### [WORK REQUIRED]
Copy out each line of the data that holds the word "water".

### [THE DATA]
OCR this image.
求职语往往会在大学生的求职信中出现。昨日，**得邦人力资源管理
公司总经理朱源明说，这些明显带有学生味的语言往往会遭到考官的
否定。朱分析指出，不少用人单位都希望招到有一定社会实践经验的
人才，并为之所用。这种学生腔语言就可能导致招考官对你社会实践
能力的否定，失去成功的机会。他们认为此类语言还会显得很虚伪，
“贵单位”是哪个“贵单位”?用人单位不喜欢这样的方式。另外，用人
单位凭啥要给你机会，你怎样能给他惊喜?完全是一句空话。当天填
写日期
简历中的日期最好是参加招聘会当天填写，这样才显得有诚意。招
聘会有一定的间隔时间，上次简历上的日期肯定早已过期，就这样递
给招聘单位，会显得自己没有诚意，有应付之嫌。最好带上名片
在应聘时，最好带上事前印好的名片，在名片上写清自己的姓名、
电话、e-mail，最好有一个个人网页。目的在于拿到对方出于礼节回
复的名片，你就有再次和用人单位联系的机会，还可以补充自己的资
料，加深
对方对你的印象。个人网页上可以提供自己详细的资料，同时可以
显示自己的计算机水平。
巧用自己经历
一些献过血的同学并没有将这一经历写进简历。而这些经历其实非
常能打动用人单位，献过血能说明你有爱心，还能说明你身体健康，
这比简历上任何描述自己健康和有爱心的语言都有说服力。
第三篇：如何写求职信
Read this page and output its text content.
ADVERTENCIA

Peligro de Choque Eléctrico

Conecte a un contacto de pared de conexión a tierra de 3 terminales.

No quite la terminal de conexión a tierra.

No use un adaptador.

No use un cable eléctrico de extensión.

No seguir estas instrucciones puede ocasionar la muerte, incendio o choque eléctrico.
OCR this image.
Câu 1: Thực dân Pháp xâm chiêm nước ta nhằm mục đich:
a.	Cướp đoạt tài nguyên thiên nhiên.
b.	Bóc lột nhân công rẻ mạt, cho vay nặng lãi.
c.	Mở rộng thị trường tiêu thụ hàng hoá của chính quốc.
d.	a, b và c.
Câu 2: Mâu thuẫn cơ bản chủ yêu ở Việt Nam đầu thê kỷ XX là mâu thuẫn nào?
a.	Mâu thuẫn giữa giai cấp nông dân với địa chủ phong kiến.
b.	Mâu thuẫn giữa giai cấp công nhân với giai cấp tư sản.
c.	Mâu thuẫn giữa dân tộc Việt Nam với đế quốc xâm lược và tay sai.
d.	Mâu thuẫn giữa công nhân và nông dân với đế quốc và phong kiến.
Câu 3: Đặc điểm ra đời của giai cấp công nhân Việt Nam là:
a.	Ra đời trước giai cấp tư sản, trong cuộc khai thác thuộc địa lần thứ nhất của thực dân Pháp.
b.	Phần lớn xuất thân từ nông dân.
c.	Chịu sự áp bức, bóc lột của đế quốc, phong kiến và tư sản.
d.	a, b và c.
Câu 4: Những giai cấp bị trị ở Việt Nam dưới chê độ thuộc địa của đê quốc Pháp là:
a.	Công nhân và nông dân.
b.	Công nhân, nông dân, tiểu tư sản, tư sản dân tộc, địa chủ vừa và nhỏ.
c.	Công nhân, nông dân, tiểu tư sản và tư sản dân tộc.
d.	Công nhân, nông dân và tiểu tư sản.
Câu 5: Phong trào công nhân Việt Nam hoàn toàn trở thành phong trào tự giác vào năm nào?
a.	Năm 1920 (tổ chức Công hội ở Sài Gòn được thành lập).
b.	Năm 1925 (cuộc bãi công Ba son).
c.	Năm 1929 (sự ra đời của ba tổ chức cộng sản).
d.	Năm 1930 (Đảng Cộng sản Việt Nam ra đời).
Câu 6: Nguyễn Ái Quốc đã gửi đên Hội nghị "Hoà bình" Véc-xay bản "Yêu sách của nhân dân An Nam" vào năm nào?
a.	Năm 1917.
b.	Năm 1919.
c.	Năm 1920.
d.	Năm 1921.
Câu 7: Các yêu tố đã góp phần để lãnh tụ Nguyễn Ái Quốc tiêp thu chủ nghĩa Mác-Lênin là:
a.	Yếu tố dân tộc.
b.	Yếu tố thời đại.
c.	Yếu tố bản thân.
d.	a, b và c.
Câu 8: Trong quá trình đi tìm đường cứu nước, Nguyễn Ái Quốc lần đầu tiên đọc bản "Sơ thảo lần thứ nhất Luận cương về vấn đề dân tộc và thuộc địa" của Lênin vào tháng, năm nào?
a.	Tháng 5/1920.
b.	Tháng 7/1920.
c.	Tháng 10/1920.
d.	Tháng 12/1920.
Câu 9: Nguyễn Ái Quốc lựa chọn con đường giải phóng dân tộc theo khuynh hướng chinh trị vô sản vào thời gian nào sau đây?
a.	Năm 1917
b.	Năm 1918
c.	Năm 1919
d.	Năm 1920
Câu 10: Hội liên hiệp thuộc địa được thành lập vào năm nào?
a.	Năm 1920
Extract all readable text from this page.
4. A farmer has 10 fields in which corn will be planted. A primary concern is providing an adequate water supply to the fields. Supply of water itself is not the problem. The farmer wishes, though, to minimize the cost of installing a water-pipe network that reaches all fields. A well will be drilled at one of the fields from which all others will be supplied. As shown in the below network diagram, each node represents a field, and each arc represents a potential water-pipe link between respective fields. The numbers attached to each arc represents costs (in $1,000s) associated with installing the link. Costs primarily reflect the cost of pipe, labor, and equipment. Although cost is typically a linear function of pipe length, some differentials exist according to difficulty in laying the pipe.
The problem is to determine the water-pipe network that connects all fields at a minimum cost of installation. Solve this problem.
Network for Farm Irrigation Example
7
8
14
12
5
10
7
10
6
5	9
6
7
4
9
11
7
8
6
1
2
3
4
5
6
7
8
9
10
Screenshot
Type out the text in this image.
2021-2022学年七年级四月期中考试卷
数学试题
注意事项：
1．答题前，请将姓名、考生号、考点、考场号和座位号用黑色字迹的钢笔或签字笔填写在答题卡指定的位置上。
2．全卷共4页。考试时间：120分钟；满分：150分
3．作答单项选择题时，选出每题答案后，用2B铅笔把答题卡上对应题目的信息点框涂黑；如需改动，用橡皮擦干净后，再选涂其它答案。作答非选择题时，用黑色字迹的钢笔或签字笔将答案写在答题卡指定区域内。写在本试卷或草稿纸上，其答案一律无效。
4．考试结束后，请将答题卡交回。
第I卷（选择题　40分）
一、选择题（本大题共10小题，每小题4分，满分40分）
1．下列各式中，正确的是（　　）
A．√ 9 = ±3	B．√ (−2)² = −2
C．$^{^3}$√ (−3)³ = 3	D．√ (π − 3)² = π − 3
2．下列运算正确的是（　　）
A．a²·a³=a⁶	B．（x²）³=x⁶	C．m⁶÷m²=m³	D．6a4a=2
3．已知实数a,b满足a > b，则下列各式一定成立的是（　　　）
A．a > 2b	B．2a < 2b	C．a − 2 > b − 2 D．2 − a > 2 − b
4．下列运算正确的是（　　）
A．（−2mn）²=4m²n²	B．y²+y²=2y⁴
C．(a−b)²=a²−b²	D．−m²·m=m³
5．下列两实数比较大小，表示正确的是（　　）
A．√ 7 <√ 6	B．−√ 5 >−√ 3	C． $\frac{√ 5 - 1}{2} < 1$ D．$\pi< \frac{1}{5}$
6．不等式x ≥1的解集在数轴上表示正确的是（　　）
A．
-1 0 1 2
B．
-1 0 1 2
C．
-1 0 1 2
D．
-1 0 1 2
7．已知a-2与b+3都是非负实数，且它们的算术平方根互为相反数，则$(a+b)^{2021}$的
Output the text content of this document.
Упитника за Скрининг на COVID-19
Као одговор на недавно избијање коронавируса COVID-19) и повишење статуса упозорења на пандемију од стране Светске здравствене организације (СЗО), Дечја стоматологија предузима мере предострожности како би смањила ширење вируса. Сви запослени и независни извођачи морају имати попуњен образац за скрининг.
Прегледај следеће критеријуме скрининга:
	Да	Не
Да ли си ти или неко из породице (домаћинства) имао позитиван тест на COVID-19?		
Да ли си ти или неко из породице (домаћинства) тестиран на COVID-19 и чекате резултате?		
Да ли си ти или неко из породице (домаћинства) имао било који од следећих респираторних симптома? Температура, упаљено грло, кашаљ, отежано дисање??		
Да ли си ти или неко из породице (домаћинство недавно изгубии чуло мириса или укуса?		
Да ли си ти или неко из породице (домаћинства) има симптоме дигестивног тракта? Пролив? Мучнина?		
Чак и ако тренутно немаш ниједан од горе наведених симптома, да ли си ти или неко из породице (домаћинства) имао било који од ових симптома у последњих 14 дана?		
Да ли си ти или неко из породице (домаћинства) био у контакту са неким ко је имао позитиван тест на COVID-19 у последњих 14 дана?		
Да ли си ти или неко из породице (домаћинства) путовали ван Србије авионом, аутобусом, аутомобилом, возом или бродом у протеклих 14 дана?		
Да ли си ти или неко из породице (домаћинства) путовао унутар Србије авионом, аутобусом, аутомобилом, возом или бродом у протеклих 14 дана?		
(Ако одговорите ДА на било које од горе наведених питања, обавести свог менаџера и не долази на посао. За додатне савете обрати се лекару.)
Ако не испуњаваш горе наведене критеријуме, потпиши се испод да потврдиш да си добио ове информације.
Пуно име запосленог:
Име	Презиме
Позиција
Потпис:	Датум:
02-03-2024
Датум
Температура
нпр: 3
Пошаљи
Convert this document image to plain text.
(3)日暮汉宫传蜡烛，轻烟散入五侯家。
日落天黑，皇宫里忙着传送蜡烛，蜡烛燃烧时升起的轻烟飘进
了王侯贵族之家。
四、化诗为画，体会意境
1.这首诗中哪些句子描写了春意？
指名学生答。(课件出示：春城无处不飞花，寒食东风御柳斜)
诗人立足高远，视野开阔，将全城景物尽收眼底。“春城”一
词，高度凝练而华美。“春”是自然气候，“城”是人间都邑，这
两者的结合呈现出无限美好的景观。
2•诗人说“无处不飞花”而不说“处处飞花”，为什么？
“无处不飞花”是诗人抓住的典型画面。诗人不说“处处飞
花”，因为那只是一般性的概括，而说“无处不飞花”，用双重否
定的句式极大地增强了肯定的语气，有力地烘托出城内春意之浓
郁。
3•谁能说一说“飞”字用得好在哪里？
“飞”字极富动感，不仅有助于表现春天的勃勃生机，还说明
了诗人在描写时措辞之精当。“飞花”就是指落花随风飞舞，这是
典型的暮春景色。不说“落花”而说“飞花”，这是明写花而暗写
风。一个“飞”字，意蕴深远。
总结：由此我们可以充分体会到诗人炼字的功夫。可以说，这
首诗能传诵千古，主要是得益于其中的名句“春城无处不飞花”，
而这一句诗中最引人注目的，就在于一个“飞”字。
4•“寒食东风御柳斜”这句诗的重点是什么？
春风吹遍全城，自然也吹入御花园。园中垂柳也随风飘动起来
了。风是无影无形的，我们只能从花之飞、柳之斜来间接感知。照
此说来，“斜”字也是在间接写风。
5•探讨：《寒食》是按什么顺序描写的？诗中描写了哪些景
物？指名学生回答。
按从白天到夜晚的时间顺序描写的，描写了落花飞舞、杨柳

### [SOLUTION FOR THIS EXERCISE]
4. A farmer has 10 fields in which corn will be planted. A primary concern is providing an adequate water supply to the fields. Supply of water itself is not the problem. The farmer wishes, though, to minimize the cost of installing a water-pipe network that reaches all fields. A well will be drilled at one of the fields from which all others will be supplied. As shown in the below network diagram, each node represents a field, and each arc represents a potential water-pipe link between respective fields. The numbers attached to each arc represents costs (in $1,000s) associated with installing the link. Costs primarily reflect the cost of pipe, labor, and equipment. Although cost is typically a linear function of pipe length, some differentials exist according to difficulty in laying the pipe.
The problem is to determine the water-pipe network that connects all fields at a minimum cost of installation. Solve this problem.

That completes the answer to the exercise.